■ **Problem description**
Scan the data beneath this task and copy each line that includes "KidsDay".

Saved entries
+++

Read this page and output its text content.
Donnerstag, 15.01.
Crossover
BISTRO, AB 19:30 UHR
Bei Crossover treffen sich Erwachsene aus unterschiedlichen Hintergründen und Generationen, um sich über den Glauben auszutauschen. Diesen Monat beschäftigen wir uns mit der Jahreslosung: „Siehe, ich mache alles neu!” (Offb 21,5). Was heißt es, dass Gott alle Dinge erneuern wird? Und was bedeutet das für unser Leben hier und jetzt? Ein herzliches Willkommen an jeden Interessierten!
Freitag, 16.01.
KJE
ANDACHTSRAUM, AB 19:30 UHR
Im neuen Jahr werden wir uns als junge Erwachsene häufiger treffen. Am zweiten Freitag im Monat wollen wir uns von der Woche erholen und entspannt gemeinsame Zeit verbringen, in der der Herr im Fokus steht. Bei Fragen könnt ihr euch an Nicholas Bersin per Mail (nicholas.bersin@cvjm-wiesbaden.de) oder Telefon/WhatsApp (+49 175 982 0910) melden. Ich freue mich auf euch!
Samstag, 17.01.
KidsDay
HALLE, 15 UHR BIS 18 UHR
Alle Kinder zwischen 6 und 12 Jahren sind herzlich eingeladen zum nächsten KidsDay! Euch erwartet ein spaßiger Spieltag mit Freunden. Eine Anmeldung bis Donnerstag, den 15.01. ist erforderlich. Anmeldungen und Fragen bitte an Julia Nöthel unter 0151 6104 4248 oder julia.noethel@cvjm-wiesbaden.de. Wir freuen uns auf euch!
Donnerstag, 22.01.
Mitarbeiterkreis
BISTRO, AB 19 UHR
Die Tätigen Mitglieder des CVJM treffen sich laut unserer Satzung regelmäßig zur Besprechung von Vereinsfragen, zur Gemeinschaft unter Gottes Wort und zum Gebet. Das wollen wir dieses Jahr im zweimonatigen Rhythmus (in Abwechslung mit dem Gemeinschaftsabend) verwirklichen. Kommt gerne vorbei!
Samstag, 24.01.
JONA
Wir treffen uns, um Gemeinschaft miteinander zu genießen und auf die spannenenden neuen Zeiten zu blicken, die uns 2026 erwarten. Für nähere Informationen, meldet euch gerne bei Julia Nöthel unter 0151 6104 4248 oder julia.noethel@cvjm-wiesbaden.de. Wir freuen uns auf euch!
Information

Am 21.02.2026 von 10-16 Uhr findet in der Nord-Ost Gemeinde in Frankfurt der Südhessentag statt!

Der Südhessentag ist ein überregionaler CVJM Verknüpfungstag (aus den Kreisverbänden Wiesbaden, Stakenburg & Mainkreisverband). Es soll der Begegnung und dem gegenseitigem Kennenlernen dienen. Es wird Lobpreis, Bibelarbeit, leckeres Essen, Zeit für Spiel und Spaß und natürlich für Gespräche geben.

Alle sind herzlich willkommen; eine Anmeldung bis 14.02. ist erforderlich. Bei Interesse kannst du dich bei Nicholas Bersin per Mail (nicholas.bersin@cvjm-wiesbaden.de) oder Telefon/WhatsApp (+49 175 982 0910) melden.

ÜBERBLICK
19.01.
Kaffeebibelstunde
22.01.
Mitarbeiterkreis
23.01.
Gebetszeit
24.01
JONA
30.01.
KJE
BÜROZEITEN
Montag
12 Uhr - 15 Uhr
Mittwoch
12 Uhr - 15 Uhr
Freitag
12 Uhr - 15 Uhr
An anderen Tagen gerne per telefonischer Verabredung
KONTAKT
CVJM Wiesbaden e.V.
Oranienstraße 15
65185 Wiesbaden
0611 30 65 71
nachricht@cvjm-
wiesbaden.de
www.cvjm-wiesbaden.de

+++

■ **Full solution**
KidsDay
Alle Kinder zwischen 6 und 12 Jahren sind herzlich eingeladen zum nächsten KidsDay! Euch erwartet ein spaßiger Spieltag mit Freunden. Eine Anmeldung bis Donnerstag, den 15.01. ist erforderlich. Anmeldungen und Fragen bitte an Julia Nöthel unter 0151 6104 4248 oder julia.noethel@cvjm-wiesbaden.de. Wir freuen uns auf euch!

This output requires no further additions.